Aim.
Without altering anything, repeat each of the records.

Data supplied.
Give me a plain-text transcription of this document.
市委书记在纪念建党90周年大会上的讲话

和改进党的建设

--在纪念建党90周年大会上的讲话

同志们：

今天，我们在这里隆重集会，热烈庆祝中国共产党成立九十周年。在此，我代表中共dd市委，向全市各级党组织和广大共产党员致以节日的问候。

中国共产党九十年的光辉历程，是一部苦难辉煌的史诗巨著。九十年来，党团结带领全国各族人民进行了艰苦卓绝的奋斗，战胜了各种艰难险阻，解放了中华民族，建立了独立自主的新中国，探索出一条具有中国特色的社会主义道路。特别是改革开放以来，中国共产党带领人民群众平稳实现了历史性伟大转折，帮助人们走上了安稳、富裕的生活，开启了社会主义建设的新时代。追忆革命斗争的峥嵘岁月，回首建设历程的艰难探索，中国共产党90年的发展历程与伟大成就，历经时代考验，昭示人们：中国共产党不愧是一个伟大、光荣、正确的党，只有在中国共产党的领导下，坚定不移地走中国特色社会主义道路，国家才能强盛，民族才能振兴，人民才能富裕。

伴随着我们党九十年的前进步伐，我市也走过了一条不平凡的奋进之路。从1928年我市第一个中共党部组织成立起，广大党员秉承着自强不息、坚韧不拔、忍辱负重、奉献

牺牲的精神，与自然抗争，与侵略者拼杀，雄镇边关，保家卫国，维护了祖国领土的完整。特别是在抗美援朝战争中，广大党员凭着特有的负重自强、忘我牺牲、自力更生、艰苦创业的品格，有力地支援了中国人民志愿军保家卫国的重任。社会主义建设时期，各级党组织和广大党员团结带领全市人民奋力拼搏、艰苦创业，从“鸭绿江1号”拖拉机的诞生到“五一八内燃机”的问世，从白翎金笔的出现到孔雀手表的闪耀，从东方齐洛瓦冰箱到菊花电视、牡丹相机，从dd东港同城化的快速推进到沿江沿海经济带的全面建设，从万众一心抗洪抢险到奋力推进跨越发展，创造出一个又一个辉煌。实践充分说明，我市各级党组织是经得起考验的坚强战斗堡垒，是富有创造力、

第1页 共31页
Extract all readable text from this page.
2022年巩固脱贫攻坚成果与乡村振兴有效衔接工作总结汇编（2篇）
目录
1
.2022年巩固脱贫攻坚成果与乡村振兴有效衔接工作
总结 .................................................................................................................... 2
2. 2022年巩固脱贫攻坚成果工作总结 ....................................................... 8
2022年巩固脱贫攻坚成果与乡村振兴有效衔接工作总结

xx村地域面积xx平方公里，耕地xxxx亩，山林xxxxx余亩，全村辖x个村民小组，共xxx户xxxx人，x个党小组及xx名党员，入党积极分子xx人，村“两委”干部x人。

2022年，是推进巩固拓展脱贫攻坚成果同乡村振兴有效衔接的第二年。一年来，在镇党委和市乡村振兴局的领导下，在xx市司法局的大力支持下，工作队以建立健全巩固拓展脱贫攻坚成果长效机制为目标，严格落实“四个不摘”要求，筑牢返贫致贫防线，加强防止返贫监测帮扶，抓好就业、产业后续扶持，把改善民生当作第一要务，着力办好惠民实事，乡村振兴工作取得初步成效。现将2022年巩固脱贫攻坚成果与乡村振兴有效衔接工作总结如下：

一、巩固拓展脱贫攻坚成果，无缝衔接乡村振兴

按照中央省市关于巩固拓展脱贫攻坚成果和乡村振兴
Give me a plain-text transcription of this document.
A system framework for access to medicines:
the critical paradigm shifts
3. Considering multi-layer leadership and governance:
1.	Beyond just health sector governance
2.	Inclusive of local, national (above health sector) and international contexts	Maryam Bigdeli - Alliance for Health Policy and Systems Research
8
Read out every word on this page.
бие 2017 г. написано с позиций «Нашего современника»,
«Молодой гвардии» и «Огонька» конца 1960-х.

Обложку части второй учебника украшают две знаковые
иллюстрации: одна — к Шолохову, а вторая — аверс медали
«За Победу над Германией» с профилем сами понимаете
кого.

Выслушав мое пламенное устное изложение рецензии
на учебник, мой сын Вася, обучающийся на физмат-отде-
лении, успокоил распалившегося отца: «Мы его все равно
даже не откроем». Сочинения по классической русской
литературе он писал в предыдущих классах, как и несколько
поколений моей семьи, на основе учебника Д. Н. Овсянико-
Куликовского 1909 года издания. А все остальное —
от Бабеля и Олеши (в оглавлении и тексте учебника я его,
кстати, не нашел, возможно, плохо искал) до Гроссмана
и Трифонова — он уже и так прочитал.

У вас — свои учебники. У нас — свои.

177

Result of this exercise.
Give me a plain-text transcription of this document.
市委书记在纪念建党90周年大会上的讲话

和改进党的建设

--在纪念建党90周年大会上的讲话

同志们：

今天，我们在这里隆重集会，热烈庆祝中国共产党成立九十周年。在此，我代表中共dd市委，向全市各级党组织和广大共产党员致以节日的问候。

中国共产党九十年的光辉历程，是一部苦难辉煌的史诗巨著。九十年来，党团结带领全国各族人民进行了艰苦卓绝的奋斗，战胜了各种艰难险阻，解放了中华民族，建立了独立自主的新中国，探索出一条具有中国特色的社会主义道路。特别是改革开放以来，中国共产党带领人民群众平稳实现了历史性伟大转折，帮助人们走上了安稳、富裕的生活，开启了社会主义建设的新时代。追忆革命斗争的峥嵘岁月，回首建设历程的艰难探索，中国共产党90年的发展历程与伟大成就，历经时代考验，昭示人们：中国共产党不愧是一个伟大、光荣、正确的党，只有在中国共产党的领导下，坚定不移地走中国特色社会主义道路，国家才能强盛，民族才能振兴，人民才能富裕。

伴随着我们党九十年的前进步伐，我市也走过了一条不平凡的奋进之路。从1928年我市第一个中共党部组织成立起，广大党员秉承着自强不息、坚韧不拔、忍辱负重、奉献

牺牲的精神，与自然抗争，与侵略者拼杀，雄镇边关，保家卫国，维护了祖国领土的完整。特别是在抗美援朝战争中，广大党员凭着特有的负重自强、忘我牺牲、自力更生、艰苦创业的品格，有力地支援了中国人民志愿军保家卫国的重任。社会主义建设时期，各级党组织和广大党员团结带领全市人民奋力拼搏、艰苦创业，从“鸭绿江1号”拖拉机的诞生到“五一八内燃机”的问世，从白翎金笔的出现到孔雀手表的闪耀，从东方齐洛瓦冰箱到菊花电视、牡丹相机，从dd东港同城化的快速推进到沿江沿海经济带的全面建设，从万众一心抗洪抢险到奋力推进跨越发展，创造出一个又一个辉煌。实践充分说明，我市各级党组织是经得起考验的坚强战斗堡垒，是富有创造力、

第1页 共31页
Extract all readable text from this page.
2022年巩固脱贫攻坚成果与乡村振兴有效衔接工作总结汇编（2篇）
目录
1
.2022年巩固脱贫攻坚成果与乡村振兴有效衔接工作
总结 .................................................................................................................... 2
2. 2022年巩固脱贫攻坚成果工作总结 ....................................................... 8
2022年巩固脱贫攻坚成果与乡村振兴有效衔接工作总结

xx村地域面积xx平方公里，耕地xxxx亩，山林xxxxx余亩，全村辖x个村民小组，共xxx户xxxx人，x个党小组及xx名党员，入党积极分子xx人，村“两委”干部x人。

2022年，是推进巩固拓展脱贫攻坚成果同乡村振兴有效衔接的第二年。一年来，在镇党委和市乡村振兴局的领导下，在xx市司法局的大力支持下，工作队以建立健全巩固拓展脱贫攻坚成果长效机制为目标，严格落实“四个不摘”要求，筑牢返贫致贫防线，加强防止返贫监测帮扶，抓好就业、产业后续扶持，把改善民生当作第一要务，着力办好惠民实事，乡村振兴工作取得初步成效。现将2022年巩固脱贫攻坚成果与乡村振兴有效衔接工作总结如下：

一、巩固拓展脱贫攻坚成果，无缝衔接乡村振兴

按照中央省市关于巩固拓展脱贫攻坚成果和乡村振兴
Give me a plain-text transcription of this document.
A system framework for access to medicines:
the critical paradigm shifts
3. Considering multi-layer leadership and governance:
1.	Beyond just health sector governance
2.	Inclusive of local, national (above health sector) and international contexts	Maryam Bigdeli - Alliance for Health Policy and Systems Research
8
Read out every word on this page.
бие 2017 г. написано с позиций «Нашего современника»,
«Молодой гвардии» и «Огонька» конца 1960-х.

Обложку части второй учебника украшают две знаковые
иллюстрации: одна — к Шолохову, а вторая — аверс медали
«За Победу над Германией» с профилем сами понимаете
кого.

Выслушав мое пламенное устное изложение рецензии
на учебник, мой сын Вася, обучающийся на физмат-отде-
лении, успокоил распалившегося отца: «Мы его все равно
даже не откроем». Сочинения по классической русской
литературе он писал в предыдущих классах, как и несколько
поколений моей семьи, на основе учебника Д. Н. Овсянико-
Куликовского 1909 года издания. А все остальное —
от Бабеля и Олеши (в оглавлении и тексте учебника я его,
кстати, не нашел, возможно, плохо искал) до Гроссмана
и Трифонова — он уже и так прочитал.

У вас — свои учебники. У нас — свои.

177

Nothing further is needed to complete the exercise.